Set exercise:
What lines of the data hold the string "kerk"? Pull each one out.

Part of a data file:
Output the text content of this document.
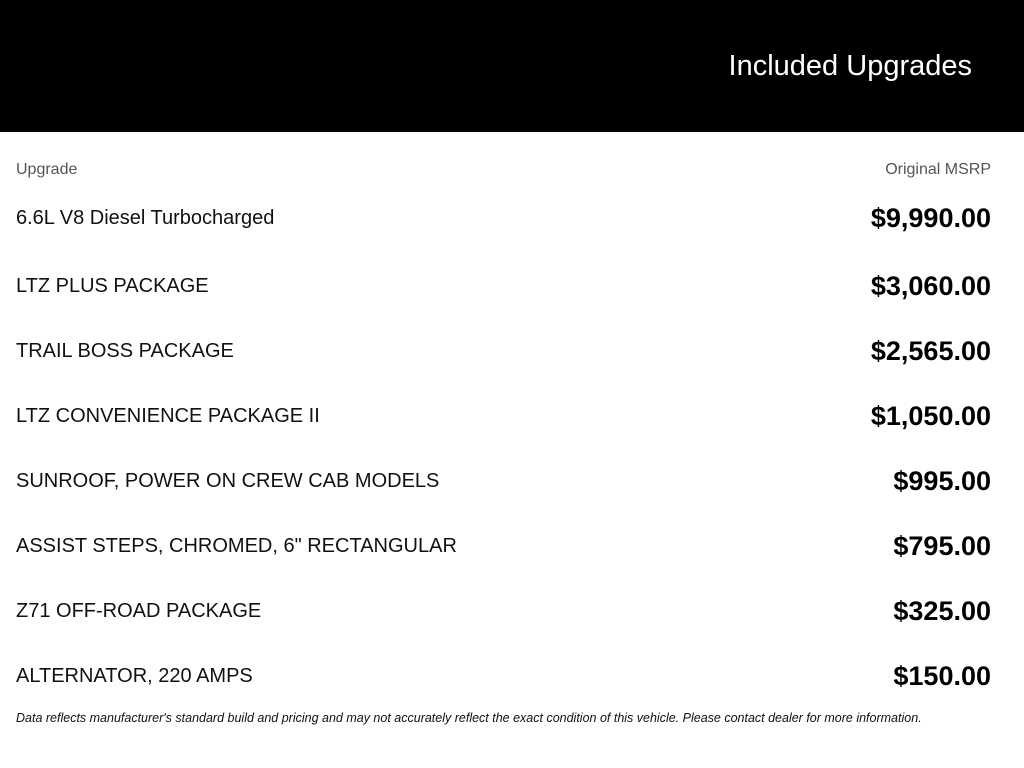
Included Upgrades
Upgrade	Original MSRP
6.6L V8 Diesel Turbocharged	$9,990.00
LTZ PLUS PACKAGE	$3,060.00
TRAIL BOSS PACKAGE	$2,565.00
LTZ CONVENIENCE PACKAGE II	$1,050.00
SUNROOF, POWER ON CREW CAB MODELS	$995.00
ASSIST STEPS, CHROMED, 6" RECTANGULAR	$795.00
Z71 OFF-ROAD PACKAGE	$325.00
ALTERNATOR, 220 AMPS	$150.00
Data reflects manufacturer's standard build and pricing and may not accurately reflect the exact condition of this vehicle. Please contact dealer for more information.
==
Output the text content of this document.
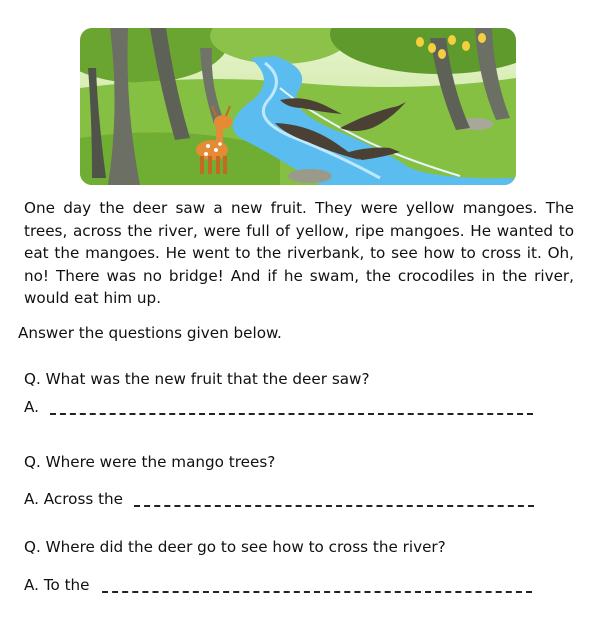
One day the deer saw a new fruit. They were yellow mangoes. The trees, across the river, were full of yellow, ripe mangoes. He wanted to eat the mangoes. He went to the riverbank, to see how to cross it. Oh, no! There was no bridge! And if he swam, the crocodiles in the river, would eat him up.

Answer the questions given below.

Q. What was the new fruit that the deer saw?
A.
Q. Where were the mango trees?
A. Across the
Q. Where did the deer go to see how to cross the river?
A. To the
---
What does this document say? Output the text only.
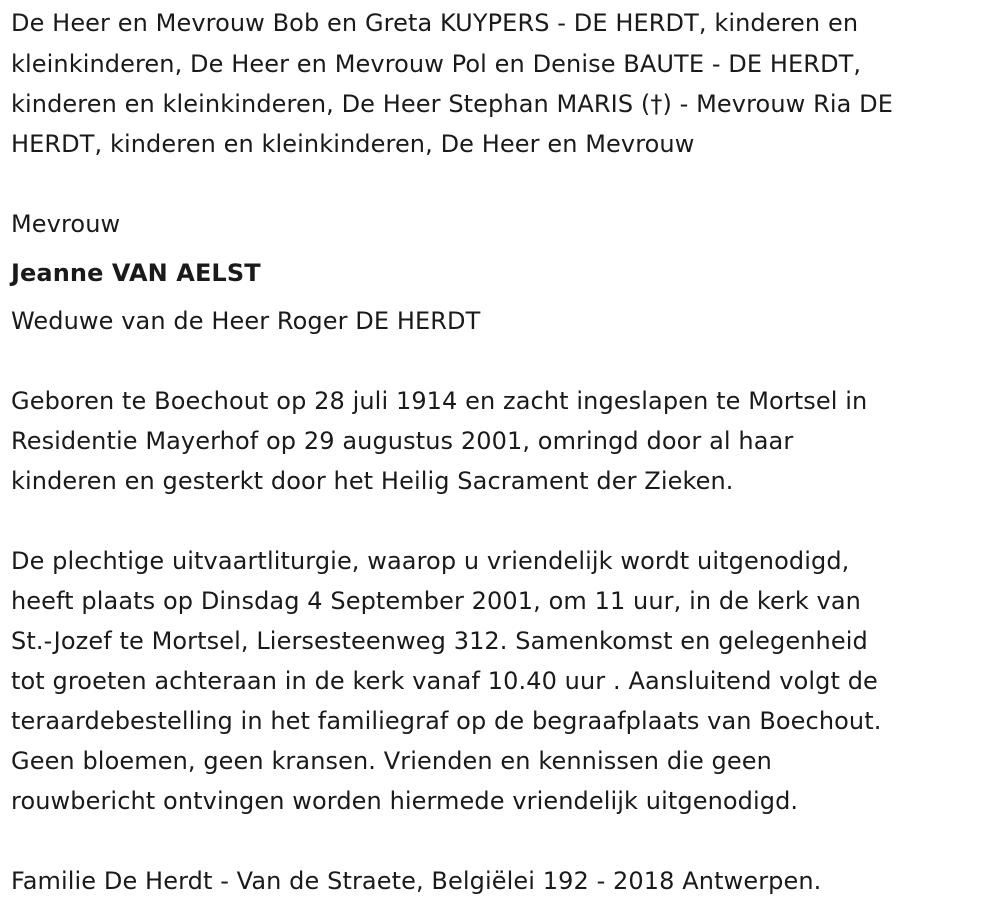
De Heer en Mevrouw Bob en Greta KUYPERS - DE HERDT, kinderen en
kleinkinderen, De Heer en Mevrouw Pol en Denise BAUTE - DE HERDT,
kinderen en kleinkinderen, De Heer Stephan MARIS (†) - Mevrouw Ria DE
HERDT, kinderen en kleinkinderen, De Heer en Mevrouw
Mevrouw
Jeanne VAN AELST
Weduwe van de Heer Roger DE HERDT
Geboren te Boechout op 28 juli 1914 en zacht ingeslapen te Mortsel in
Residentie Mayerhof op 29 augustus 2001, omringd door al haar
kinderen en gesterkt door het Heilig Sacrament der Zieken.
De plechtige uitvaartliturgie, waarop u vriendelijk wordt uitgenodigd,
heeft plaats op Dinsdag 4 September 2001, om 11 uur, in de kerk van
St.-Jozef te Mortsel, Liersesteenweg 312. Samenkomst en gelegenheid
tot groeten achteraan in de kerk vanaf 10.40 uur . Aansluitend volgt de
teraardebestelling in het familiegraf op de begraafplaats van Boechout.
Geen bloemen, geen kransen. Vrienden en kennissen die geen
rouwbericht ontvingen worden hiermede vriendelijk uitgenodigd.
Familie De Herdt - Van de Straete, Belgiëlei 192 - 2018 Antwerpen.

The output:
heeft plaats op Dinsdag 4 September 2001, om 11 uur, in de kerk van
tot groeten achteraan in de kerk vanaf 10.40 uur . Aansluitend volgt de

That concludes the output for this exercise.